# Your goal
Show every line containing "name" by copying it.

# Records for this task
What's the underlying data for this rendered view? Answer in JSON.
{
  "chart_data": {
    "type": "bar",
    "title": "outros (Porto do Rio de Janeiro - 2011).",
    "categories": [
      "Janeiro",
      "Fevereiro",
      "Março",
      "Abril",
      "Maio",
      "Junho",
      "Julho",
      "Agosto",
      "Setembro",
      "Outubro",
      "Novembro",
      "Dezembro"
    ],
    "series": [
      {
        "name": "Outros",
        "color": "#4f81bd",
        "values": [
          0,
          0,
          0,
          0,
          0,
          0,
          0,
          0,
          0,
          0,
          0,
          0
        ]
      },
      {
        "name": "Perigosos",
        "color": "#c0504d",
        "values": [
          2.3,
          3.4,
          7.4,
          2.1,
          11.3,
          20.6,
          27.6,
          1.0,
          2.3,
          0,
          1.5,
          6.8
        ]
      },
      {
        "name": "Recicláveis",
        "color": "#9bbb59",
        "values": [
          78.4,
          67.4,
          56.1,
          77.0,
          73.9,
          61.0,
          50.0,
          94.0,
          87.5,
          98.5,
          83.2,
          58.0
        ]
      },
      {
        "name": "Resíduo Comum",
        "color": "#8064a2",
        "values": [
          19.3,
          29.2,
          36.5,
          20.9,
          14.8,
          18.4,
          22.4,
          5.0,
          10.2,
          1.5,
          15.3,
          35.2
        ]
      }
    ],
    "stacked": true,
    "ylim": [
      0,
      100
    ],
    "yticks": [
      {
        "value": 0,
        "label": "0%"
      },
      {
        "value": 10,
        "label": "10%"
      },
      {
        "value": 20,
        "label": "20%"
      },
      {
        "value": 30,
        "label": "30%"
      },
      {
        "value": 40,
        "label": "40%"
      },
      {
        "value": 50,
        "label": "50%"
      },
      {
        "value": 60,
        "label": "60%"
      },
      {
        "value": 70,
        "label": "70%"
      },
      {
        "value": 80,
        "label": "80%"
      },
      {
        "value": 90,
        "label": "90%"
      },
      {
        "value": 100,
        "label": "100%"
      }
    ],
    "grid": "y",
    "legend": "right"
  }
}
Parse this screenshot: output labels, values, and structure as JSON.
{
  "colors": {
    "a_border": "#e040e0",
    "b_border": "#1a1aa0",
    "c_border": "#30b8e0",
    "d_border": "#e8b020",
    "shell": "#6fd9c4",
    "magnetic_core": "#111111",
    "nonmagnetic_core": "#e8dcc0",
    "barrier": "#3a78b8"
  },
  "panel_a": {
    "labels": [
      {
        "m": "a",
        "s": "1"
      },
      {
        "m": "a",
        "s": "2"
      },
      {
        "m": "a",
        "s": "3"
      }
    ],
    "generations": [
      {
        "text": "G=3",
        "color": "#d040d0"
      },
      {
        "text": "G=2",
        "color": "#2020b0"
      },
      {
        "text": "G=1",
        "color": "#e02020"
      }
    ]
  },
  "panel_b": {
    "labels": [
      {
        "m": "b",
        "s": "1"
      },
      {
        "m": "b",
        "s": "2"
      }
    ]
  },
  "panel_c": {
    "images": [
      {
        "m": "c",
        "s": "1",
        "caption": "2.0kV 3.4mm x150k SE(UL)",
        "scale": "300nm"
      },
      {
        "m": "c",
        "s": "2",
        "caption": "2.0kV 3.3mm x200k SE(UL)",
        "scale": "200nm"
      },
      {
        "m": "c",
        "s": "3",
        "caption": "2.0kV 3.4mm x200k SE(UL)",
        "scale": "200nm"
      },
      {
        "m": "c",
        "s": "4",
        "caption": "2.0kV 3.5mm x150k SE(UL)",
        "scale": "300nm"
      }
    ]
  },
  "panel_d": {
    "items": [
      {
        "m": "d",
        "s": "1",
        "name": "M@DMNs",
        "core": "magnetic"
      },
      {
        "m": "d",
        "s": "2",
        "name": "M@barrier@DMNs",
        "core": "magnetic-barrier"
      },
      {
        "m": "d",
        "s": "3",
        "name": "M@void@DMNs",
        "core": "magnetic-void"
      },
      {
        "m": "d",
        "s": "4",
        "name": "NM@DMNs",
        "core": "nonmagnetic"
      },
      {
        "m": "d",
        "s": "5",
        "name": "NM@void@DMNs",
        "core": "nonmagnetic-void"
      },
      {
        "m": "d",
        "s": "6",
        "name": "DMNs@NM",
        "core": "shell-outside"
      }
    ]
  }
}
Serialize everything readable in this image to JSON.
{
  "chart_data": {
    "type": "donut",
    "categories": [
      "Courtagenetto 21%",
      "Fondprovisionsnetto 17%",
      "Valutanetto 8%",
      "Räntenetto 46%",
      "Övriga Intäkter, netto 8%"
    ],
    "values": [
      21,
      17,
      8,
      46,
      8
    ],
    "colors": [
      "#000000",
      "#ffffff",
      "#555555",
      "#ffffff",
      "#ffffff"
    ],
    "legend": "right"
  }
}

# Answer to the exercise
        "name": "Outros",
        "name": "Perigosos",
        "name": "Recicláveis",
        "name": "Resíduo Comum",
        "name": "M@DMNs",
        "name": "M@barrier@DMNs",
        "name": "M@void@DMNs",
        "name": "NM@DMNs",
        "name": "NM@void@DMNs",
        "name": "DMNs@NM",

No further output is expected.